- Entries with figure data:
━━━━
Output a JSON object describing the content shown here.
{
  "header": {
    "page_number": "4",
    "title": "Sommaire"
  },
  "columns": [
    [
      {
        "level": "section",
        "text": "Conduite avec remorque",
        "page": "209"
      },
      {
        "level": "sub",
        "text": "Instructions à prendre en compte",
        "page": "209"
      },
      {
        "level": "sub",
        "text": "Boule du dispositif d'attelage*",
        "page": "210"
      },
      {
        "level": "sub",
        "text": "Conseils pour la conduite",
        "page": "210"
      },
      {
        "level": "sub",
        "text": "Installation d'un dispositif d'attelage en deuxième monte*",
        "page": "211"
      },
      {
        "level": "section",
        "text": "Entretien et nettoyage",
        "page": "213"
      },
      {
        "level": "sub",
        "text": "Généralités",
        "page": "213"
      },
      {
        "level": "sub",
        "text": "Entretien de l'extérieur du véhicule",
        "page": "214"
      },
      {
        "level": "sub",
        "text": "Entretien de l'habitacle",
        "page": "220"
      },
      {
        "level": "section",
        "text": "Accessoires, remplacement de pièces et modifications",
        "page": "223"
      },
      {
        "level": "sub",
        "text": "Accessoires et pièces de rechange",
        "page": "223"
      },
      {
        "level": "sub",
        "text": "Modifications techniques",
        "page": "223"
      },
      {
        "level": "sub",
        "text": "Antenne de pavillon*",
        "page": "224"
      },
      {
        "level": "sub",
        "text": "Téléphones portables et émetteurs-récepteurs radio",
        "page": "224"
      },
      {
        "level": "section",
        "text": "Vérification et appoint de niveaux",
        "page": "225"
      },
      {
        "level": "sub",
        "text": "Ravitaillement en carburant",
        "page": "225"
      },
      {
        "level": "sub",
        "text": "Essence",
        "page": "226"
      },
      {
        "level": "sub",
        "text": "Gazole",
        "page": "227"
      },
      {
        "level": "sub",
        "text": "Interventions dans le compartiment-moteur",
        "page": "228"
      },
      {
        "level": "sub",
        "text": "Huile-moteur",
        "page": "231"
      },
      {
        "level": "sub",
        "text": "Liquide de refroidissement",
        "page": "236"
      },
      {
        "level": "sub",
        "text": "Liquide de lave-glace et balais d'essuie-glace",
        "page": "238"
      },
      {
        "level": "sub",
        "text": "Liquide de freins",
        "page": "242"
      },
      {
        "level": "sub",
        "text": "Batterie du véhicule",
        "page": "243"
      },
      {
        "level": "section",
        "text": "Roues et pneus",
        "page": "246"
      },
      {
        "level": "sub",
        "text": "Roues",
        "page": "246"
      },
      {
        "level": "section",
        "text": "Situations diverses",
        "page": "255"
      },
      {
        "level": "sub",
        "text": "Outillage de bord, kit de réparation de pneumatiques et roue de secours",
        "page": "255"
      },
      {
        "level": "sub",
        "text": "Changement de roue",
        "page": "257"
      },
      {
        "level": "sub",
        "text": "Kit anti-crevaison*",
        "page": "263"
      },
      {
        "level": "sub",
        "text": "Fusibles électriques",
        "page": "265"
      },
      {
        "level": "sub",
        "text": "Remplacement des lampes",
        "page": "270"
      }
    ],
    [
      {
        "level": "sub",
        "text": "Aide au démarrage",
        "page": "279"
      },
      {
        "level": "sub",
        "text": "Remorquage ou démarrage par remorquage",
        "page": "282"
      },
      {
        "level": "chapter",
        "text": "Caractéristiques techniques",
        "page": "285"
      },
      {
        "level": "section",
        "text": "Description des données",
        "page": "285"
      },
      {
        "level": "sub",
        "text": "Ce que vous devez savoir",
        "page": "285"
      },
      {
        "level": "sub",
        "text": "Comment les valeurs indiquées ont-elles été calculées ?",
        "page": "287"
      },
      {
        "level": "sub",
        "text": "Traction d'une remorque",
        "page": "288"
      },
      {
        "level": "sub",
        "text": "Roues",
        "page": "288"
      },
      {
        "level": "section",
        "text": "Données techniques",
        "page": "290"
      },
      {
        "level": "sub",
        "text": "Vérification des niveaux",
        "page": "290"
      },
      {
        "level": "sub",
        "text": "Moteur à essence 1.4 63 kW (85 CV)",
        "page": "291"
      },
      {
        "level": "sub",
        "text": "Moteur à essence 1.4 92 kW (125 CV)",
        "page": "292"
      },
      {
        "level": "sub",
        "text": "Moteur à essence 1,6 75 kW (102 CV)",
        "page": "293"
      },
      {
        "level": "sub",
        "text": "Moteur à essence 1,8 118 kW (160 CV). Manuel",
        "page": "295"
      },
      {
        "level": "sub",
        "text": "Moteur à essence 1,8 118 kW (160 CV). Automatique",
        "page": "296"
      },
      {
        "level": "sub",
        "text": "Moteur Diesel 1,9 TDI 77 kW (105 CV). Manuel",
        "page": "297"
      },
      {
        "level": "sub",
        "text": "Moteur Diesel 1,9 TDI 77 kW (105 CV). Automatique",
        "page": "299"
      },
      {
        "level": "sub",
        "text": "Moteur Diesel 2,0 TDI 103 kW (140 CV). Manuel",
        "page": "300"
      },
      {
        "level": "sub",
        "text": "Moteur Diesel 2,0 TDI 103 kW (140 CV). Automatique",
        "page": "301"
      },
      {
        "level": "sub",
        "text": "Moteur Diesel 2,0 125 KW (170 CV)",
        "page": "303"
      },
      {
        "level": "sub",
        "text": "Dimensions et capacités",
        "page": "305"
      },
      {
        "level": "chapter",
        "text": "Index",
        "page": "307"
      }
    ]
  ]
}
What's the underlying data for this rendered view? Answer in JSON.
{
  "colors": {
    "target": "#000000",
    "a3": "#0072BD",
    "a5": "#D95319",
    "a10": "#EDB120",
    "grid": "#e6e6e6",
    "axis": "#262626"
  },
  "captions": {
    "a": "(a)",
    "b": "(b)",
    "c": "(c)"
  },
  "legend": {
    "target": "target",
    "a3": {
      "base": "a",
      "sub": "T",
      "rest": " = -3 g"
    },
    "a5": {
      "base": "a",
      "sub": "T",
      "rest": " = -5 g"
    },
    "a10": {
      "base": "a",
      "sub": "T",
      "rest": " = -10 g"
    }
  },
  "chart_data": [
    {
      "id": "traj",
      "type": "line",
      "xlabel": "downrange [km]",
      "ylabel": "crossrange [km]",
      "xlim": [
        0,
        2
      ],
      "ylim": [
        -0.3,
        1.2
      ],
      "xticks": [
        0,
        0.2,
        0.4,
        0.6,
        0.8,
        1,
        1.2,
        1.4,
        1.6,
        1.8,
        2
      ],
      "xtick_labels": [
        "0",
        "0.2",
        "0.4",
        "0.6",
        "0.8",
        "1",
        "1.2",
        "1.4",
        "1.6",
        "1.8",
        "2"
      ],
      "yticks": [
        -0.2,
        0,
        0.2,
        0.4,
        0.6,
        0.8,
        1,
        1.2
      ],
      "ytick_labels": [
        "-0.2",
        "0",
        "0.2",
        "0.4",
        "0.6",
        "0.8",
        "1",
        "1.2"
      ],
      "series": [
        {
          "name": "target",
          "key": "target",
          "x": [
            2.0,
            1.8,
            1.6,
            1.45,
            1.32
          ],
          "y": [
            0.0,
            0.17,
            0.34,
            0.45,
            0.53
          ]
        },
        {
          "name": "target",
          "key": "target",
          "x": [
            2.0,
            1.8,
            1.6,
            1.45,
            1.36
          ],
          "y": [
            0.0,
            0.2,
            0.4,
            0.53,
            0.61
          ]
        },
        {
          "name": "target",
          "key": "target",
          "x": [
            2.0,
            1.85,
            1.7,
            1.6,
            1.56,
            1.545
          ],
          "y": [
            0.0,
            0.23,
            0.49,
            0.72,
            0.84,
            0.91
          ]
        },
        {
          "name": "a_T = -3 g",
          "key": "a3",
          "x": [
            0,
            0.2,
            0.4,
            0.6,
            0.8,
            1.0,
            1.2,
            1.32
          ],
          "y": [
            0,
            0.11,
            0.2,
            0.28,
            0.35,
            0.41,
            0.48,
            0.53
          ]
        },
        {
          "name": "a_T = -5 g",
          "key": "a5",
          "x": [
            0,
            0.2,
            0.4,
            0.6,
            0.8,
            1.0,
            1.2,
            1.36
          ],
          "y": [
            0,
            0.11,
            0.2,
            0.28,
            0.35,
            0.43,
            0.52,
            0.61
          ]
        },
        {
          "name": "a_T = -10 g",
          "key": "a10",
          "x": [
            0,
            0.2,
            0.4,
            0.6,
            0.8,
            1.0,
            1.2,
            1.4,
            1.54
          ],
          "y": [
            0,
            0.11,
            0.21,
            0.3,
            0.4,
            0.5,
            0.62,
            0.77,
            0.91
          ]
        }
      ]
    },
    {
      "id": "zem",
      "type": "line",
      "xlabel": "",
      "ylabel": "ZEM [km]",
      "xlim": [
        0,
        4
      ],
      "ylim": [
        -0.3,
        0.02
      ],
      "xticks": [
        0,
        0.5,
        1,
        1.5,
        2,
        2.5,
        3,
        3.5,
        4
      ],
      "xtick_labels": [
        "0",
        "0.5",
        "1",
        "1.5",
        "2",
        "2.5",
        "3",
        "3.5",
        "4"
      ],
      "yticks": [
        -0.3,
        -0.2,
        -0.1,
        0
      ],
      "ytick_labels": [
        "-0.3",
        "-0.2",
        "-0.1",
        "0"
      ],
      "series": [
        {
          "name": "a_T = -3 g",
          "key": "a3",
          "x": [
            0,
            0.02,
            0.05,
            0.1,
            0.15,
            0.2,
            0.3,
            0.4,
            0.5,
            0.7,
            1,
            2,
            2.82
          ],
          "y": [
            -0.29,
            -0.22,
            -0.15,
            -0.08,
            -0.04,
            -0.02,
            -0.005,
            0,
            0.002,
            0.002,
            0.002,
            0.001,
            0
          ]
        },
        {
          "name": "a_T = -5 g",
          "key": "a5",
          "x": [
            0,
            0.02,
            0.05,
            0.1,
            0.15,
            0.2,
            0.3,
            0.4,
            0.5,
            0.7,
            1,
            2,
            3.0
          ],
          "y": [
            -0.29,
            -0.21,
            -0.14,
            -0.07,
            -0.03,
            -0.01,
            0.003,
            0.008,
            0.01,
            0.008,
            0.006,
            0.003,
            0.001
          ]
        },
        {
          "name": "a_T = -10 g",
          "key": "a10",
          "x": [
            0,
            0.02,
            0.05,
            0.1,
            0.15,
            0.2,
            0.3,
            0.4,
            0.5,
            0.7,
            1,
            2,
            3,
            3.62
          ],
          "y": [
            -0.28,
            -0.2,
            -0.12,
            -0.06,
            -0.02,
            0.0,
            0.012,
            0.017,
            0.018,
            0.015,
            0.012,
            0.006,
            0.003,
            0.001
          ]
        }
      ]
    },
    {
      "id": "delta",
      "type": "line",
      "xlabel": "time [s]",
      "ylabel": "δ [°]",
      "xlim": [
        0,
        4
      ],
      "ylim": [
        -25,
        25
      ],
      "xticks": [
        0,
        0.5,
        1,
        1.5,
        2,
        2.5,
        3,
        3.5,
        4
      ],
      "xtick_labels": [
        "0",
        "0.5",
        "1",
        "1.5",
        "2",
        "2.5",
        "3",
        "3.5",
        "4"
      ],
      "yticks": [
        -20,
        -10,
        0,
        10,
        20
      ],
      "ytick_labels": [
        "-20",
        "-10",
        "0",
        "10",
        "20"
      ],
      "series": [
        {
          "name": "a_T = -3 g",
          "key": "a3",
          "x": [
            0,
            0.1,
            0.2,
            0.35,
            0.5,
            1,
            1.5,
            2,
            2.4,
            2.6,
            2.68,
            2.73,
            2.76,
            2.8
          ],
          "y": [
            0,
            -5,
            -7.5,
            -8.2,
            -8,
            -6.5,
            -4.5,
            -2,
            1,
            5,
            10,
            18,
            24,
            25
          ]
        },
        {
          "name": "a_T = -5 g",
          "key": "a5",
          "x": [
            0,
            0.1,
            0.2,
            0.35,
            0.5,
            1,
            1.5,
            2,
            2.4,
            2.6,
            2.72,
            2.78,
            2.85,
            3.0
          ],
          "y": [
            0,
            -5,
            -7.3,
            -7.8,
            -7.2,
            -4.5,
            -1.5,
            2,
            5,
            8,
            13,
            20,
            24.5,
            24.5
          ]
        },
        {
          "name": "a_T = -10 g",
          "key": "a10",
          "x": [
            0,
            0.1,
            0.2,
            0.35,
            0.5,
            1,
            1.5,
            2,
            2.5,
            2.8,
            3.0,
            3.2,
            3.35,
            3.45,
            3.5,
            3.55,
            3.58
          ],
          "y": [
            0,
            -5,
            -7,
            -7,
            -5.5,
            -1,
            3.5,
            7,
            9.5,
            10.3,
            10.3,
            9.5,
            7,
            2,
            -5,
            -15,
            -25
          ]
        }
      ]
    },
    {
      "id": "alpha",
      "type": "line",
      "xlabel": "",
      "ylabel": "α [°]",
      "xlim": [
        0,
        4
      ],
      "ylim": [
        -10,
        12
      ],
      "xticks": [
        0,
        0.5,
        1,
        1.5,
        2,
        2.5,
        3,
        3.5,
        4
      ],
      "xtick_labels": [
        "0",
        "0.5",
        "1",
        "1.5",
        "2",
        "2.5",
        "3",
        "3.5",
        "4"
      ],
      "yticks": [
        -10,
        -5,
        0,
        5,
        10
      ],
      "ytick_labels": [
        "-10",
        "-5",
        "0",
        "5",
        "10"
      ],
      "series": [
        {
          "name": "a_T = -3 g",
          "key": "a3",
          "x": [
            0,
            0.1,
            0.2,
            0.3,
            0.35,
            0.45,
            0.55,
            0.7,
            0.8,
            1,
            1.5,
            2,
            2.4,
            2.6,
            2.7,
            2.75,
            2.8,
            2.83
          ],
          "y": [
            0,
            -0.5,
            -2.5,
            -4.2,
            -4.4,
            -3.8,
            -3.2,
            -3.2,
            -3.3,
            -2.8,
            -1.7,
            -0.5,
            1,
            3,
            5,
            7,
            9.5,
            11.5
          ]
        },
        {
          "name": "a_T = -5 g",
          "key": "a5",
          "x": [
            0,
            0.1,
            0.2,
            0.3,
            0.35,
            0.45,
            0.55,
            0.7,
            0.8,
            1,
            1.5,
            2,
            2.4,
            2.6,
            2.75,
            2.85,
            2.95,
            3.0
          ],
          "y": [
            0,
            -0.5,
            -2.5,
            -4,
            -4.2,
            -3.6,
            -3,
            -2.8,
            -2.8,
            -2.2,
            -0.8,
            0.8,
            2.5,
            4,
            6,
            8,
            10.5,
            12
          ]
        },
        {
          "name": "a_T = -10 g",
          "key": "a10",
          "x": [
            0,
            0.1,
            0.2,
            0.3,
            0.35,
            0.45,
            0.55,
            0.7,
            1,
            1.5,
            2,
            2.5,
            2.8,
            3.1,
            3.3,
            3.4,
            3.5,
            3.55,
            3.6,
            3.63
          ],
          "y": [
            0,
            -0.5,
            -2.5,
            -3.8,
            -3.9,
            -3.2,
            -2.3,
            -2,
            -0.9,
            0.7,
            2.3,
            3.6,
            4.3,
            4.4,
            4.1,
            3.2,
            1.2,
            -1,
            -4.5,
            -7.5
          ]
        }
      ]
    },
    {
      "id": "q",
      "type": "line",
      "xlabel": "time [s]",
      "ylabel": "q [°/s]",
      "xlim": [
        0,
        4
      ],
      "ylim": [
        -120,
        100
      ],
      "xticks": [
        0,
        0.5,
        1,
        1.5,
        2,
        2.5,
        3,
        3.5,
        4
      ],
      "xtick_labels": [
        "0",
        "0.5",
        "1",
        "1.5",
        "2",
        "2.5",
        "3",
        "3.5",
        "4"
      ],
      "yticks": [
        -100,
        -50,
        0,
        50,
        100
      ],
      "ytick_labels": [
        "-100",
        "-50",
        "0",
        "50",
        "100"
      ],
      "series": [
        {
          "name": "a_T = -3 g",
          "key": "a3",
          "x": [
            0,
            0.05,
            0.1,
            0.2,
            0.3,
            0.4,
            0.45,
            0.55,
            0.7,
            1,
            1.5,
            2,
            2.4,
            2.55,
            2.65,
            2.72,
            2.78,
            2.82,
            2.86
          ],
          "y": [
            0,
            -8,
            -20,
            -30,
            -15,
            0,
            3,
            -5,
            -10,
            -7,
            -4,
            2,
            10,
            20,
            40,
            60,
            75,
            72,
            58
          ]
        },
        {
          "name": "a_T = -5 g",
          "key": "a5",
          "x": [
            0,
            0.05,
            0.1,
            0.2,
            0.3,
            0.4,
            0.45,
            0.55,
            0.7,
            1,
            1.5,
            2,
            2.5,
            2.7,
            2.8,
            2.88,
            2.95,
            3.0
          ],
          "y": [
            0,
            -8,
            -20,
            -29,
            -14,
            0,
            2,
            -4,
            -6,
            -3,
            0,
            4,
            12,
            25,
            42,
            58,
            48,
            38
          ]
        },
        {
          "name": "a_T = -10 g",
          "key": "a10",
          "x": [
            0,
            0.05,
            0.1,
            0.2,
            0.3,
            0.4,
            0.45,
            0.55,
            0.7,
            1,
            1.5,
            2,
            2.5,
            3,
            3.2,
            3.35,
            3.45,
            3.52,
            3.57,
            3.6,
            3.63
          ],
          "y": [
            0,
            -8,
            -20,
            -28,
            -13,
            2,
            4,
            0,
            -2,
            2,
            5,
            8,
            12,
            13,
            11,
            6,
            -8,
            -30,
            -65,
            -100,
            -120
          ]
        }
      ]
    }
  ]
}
━━━━
- Problem to solve: Locate the word "dispositif" in the records above, and return each line that has it.

- Output of the task:
        "text": "Boule du dispositif d'attelage*",
        "text": "Installation d'un dispositif d'attelage en deuxième monte*",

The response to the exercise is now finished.